INSTRUCTIONS FOR THE TASK:
Using the records provided below, locate and copy each line that contains the word "this".

DATA TO USE:
________________________

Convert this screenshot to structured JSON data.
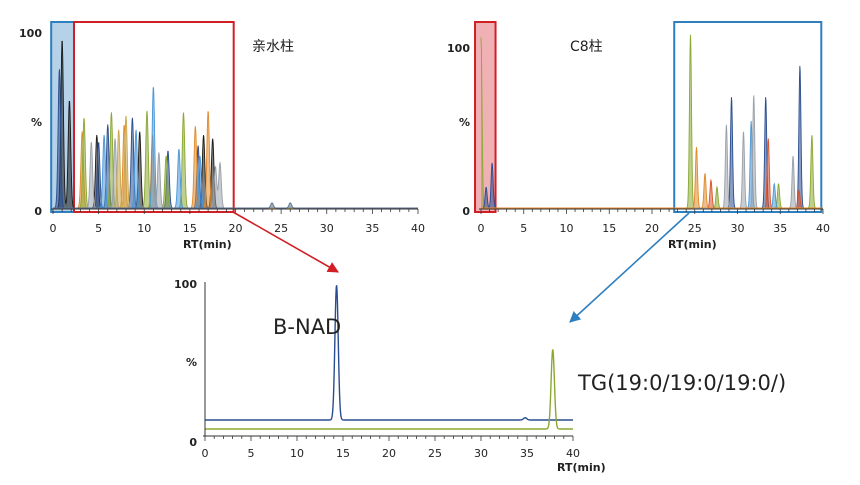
{
  "chart_data": [
    {
      "type": "line",
      "title": "亲水柱",
      "xlabel": "RT(min)",
      "xlim": [
        0,
        40
      ],
      "x_ticks": [
        0,
        5,
        10,
        15,
        20,
        25,
        30,
        35,
        40
      ],
      "ylim": [
        0,
        100
      ],
      "y_ticks": [
        "100",
        "%",
        "0"
      ],
      "grid": false,
      "highlights": [
        {
          "color": "#2e7fc0",
          "x_range": [
            -0.2,
            2.3
          ],
          "filled": true
        },
        {
          "color": "#d11f26",
          "x_range": [
            2.3,
            19.8
          ],
          "filled": false
        }
      ],
      "series": [
        {
          "color": "#1a1a1a",
          "peaks": [
            [
              1.0,
              97
            ],
            [
              1.8,
              62
            ],
            [
              4.8,
              42
            ],
            [
              9.5,
              44
            ],
            [
              16.5,
              42
            ],
            [
              17.5,
              40
            ]
          ]
        },
        {
          "color": "#2a4d8f",
          "peaks": [
            [
              0.7,
              80
            ],
            [
              5.0,
              38
            ],
            [
              6.0,
              48
            ],
            [
              8.7,
              52
            ],
            [
              12.6,
              33
            ],
            [
              15.9,
              36
            ]
          ]
        },
        {
          "color": "#e08a2c",
          "peaks": [
            [
              3.2,
              44
            ],
            [
              7.8,
              48
            ],
            [
              10.9,
              42
            ],
            [
              15.6,
              47
            ],
            [
              17.0,
              56
            ]
          ]
        },
        {
          "color": "#8aa832",
          "peaks": [
            [
              3.4,
              52
            ],
            [
              6.4,
              55
            ],
            [
              10.3,
              56
            ],
            [
              14.3,
              55
            ],
            [
              12.4,
              30
            ]
          ]
        },
        {
          "color": "#4a97d8",
          "peaks": [
            [
              5.6,
              42
            ],
            [
              9.1,
              45
            ],
            [
              11.0,
              70
            ],
            [
              13.8,
              34
            ],
            [
              16.1,
              30
            ]
          ]
        },
        {
          "color": "#9aa0a8",
          "peaks": [
            [
              4.2,
              38
            ],
            [
              6.8,
              40
            ],
            [
              11.6,
              32
            ],
            [
              17.8,
              24
            ],
            [
              18.3,
              26
            ]
          ]
        },
        {
          "color": "#c8a64a",
          "peaks": [
            [
              7.2,
              45
            ],
            [
              8.0,
              53
            ]
          ]
        },
        {
          "color": "#5b6f8f",
          "peaks": [
            [
              24.0,
              3
            ],
            [
              26.0,
              3
            ]
          ]
        }
      ]
    },
    {
      "type": "line",
      "title": "C8柱",
      "xlabel": "RT(min)",
      "xlim": [
        0,
        40
      ],
      "x_ticks": [
        0,
        5,
        10,
        15,
        20,
        25,
        30,
        35,
        40
      ],
      "ylim": [
        0,
        100
      ],
      "y_ticks": [
        "100",
        "%",
        "0"
      ],
      "grid": false,
      "highlights": [
        {
          "color": "#d11f26",
          "x_range": [
            -0.7,
            1.7
          ],
          "filled": true
        },
        {
          "color": "#2e7fc0",
          "x_range": [
            22.6,
            39.8
          ],
          "filled": false
        }
      ],
      "series": [
        {
          "color": "#8aa832",
          "peaks": [
            [
              0.0,
              98
            ],
            [
              24.5,
              100
            ],
            [
              27.6,
              12
            ],
            [
              34.8,
              14
            ],
            [
              38.7,
              42
            ]
          ]
        },
        {
          "color": "#2a4d8f",
          "peaks": [
            [
              0.6,
              12
            ],
            [
              1.3,
              26
            ],
            [
              29.3,
              64
            ],
            [
              33.3,
              64
            ],
            [
              37.3,
              82
            ]
          ]
        },
        {
          "color": "#d9532b",
          "peaks": [
            [
              26.9,
              16
            ],
            [
              33.6,
              40
            ],
            [
              37.2,
              10
            ]
          ]
        },
        {
          "color": "#4a97d8",
          "peaks": [
            [
              31.6,
              50
            ],
            [
              34.3,
              14
            ]
          ]
        },
        {
          "color": "#9aa0a8",
          "peaks": [
            [
              28.7,
              48
            ],
            [
              30.7,
              44
            ],
            [
              31.9,
              65
            ],
            [
              36.5,
              30
            ]
          ]
        },
        {
          "color": "#e08a2c",
          "peaks": [
            [
              26.2,
              20
            ],
            [
              25.2,
              35
            ]
          ]
        }
      ]
    },
    {
      "type": "line",
      "xlabel": "RT(min)",
      "xlim": [
        0,
        40
      ],
      "x_ticks": [
        0,
        5,
        10,
        15,
        20,
        25,
        30,
        35,
        40
      ],
      "ylim": [
        0,
        100
      ],
      "y_ticks": [
        "100",
        "%",
        "0"
      ],
      "grid": false,
      "series": [
        {
          "color": "#2a4d8f",
          "baseline": 10,
          "peaks": [
            [
              14.3,
              100
            ],
            [
              34.8,
              11.5
            ]
          ]
        },
        {
          "color": "#8aa832",
          "baseline": 4,
          "peaks": [
            [
              37.8,
              57
            ]
          ]
        }
      ],
      "annotations": [
        {
          "text": "B-NAD"
        },
        {
          "text": "TG(19:0/19:0/19:0/)"
        }
      ]
    }
  ]
}
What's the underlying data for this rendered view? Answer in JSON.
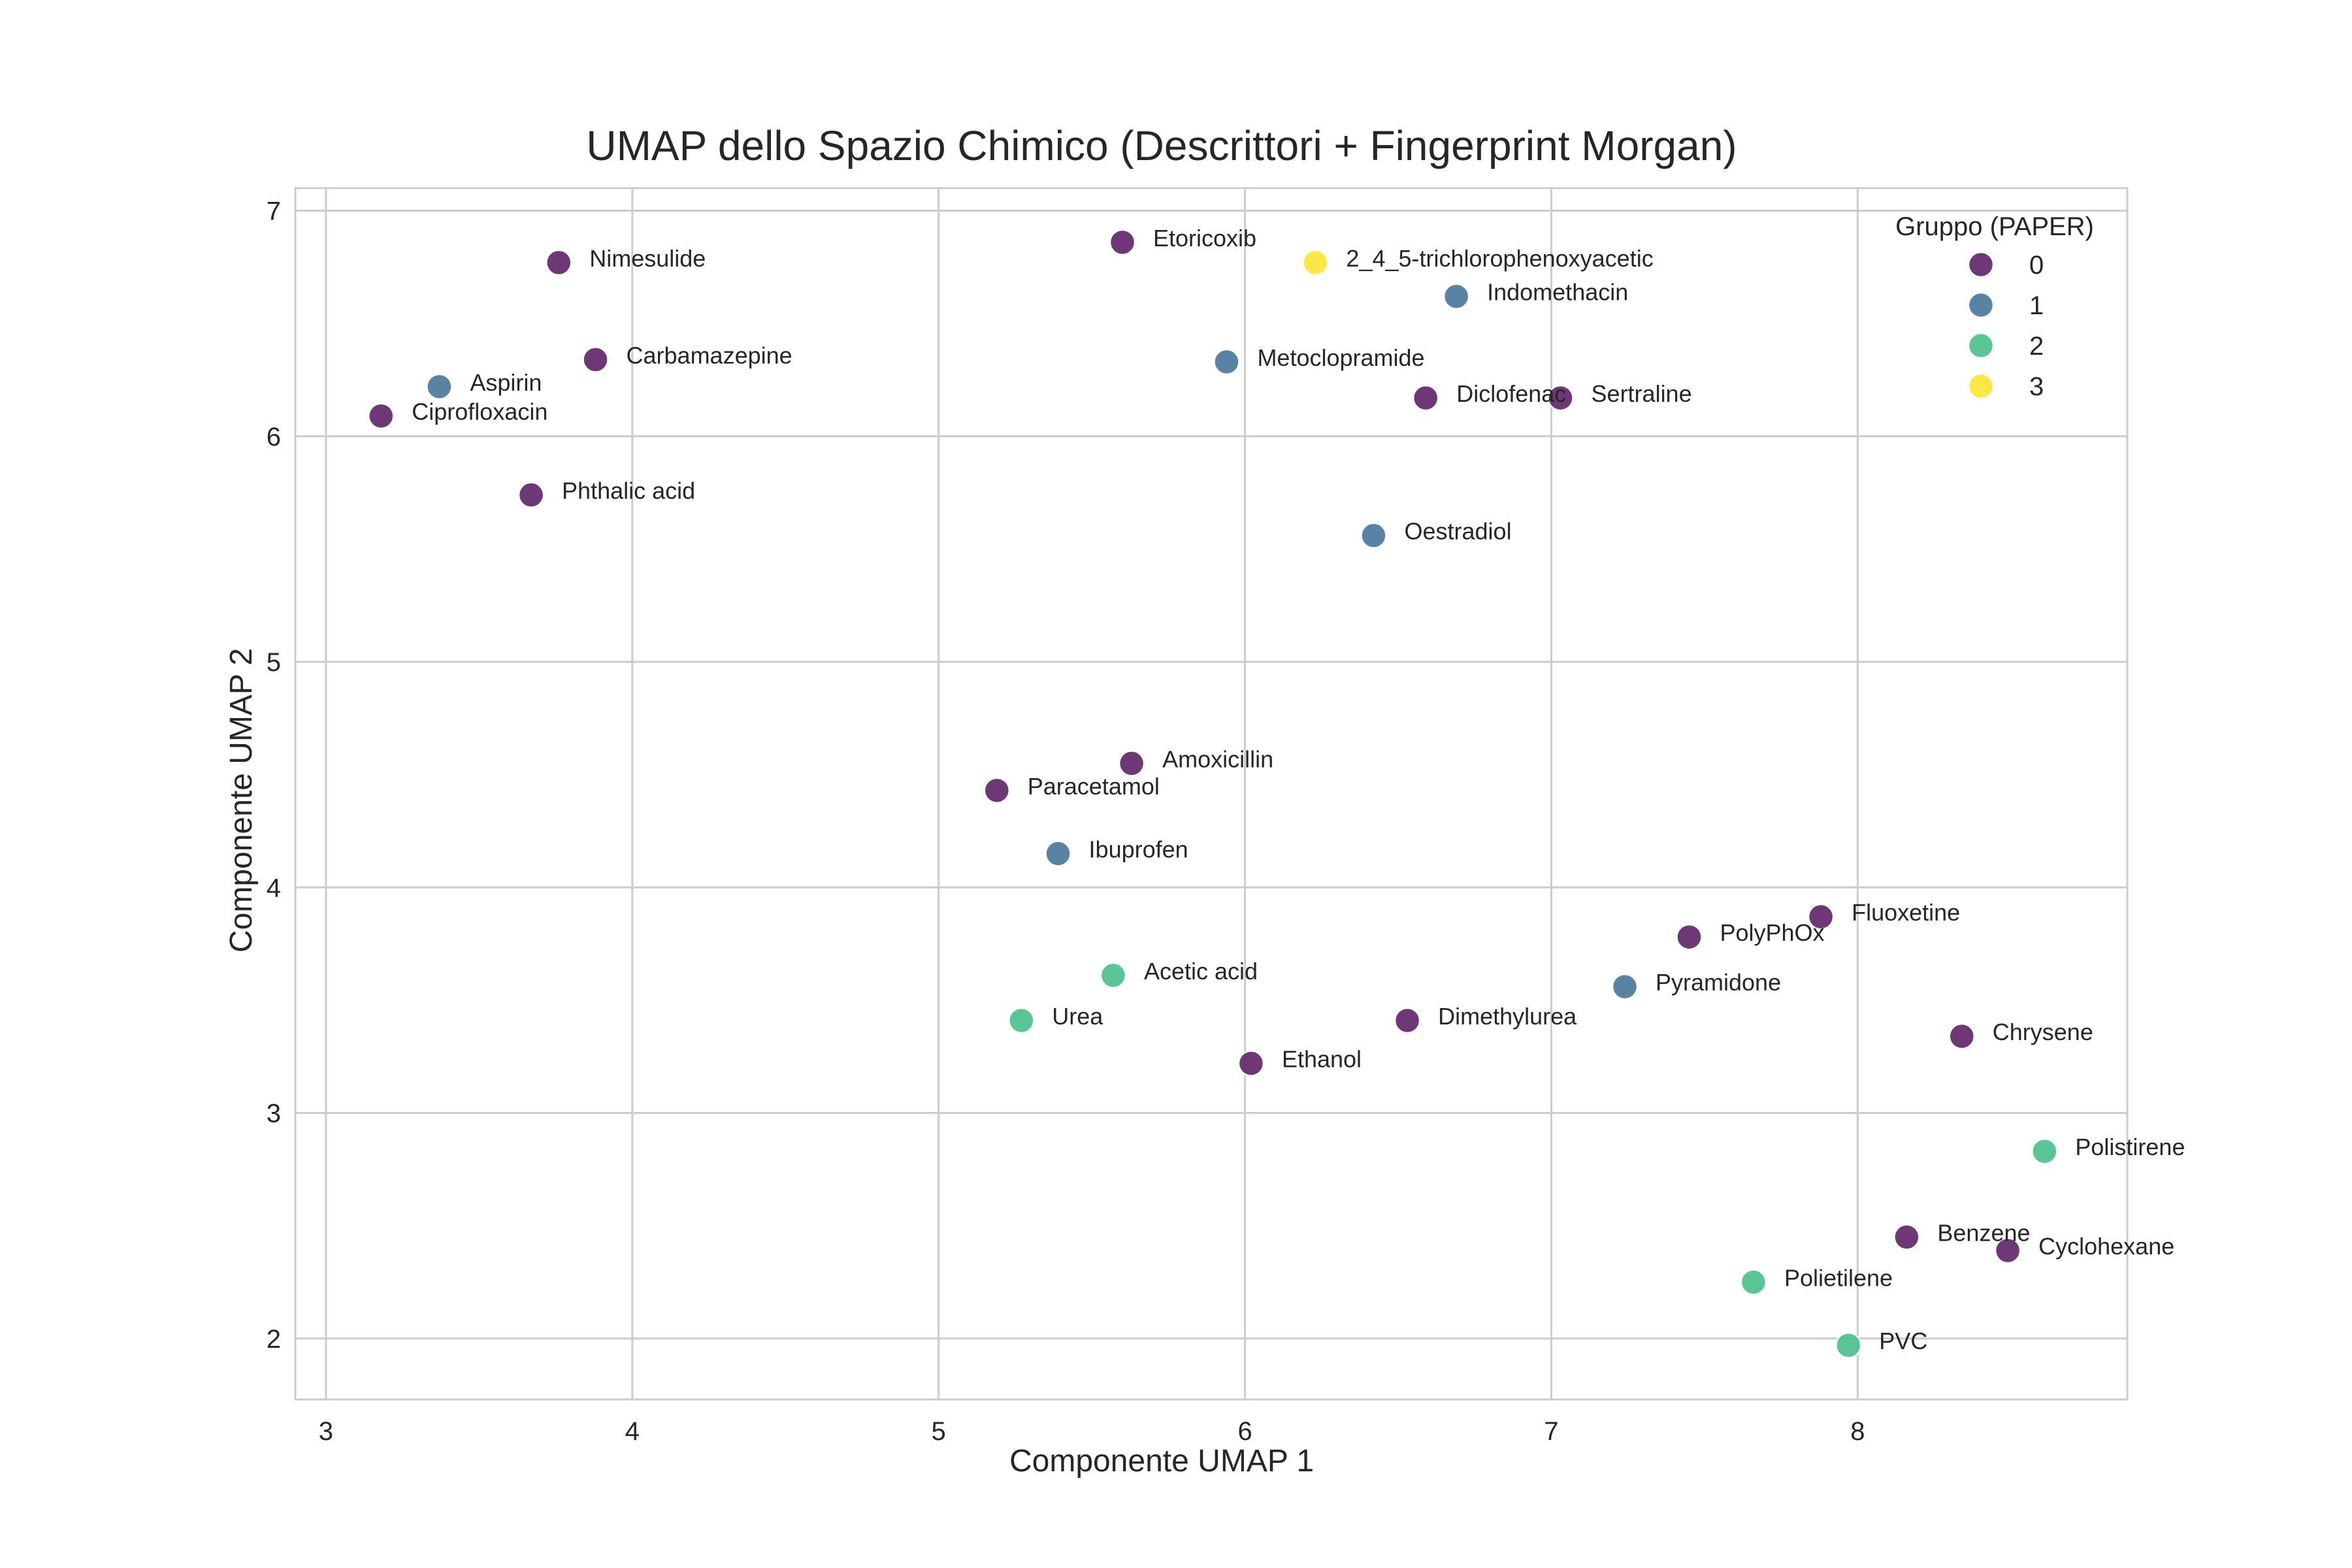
{
  "chart_data": {
    "type": "scatter",
    "title": "UMAP dello Spazio Chimico (Descrittori + Fingerprint Morgan)",
    "xlabel": "Componente UMAP 1",
    "ylabel": "Componente UMAP 2",
    "xlim": [
      2.9,
      8.88
    ],
    "ylim": [
      1.73,
      7.1
    ],
    "xticks": [
      3,
      4,
      5,
      6,
      7,
      8
    ],
    "yticks": [
      2,
      3,
      4,
      5,
      6,
      7
    ],
    "grid": true,
    "legend": {
      "title": "Gruppo (PAPER)",
      "placement": "top-right",
      "entries": [
        "0",
        "1",
        "2",
        "3"
      ]
    },
    "group_colors": {
      "0": "#5d2266",
      "1": "#46759a",
      "2": "#49c08a",
      "3": "#fde432"
    },
    "points": [
      {
        "label": "Nimesulide",
        "x": 3.76,
        "y": 6.77,
        "group": "0"
      },
      {
        "label": "Etoricoxib",
        "x": 5.6,
        "y": 6.86,
        "group": "0"
      },
      {
        "label": "2_4_5-trichlorophenoxyacetic",
        "x": 6.23,
        "y": 6.77,
        "group": "3"
      },
      {
        "label": "Indomethacin",
        "x": 6.69,
        "y": 6.62,
        "group": "1"
      },
      {
        "label": "Carbamazepine",
        "x": 3.88,
        "y": 6.34,
        "group": "0"
      },
      {
        "label": "Metoclopramide",
        "x": 5.94,
        "y": 6.33,
        "group": "1"
      },
      {
        "label": "Aspirin",
        "x": 3.37,
        "y": 6.22,
        "group": "1"
      },
      {
        "label": "Ciprofloxacin",
        "x": 3.18,
        "y": 6.09,
        "group": "0"
      },
      {
        "label": "Diclofenac",
        "x": 6.59,
        "y": 6.17,
        "group": "0"
      },
      {
        "label": "Sertraline",
        "x": 7.03,
        "y": 6.17,
        "group": "0"
      },
      {
        "label": "Phthalic acid",
        "x": 3.67,
        "y": 5.74,
        "group": "0"
      },
      {
        "label": "Oestradiol",
        "x": 6.42,
        "y": 5.56,
        "group": "1"
      },
      {
        "label": "Amoxicillin",
        "x": 5.63,
        "y": 4.55,
        "group": "0"
      },
      {
        "label": "Paracetamol",
        "x": 5.19,
        "y": 4.43,
        "group": "0"
      },
      {
        "label": "Ibuprofen",
        "x": 5.39,
        "y": 4.15,
        "group": "1"
      },
      {
        "label": "Fluoxetine",
        "x": 7.88,
        "y": 3.87,
        "group": "0"
      },
      {
        "label": "PolyPhOx",
        "x": 7.45,
        "y": 3.78,
        "group": "0"
      },
      {
        "label": "Acetic acid",
        "x": 5.57,
        "y": 3.61,
        "group": "2"
      },
      {
        "label": "Pyramidone",
        "x": 7.24,
        "y": 3.56,
        "group": "1"
      },
      {
        "label": "Urea",
        "x": 5.27,
        "y": 3.41,
        "group": "2"
      },
      {
        "label": "Dimethylurea",
        "x": 6.53,
        "y": 3.41,
        "group": "0"
      },
      {
        "label": "Chrysene",
        "x": 8.34,
        "y": 3.34,
        "group": "0"
      },
      {
        "label": "Ethanol",
        "x": 6.02,
        "y": 3.22,
        "group": "0"
      },
      {
        "label": "Polistirene",
        "x": 8.61,
        "y": 2.83,
        "group": "2"
      },
      {
        "label": "Benzene",
        "x": 8.16,
        "y": 2.45,
        "group": "0"
      },
      {
        "label": "Cyclohexane",
        "x": 8.49,
        "y": 2.39,
        "group": "0"
      },
      {
        "label": "Polietilene",
        "x": 7.66,
        "y": 2.25,
        "group": "2"
      },
      {
        "label": "PVC",
        "x": 7.97,
        "y": 1.97,
        "group": "2"
      }
    ]
  }
}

________________________

FINAL RESULT:
Convert this screenshot to structured JSON data.
What's the underlying data for this rendered view? Answer in JSON.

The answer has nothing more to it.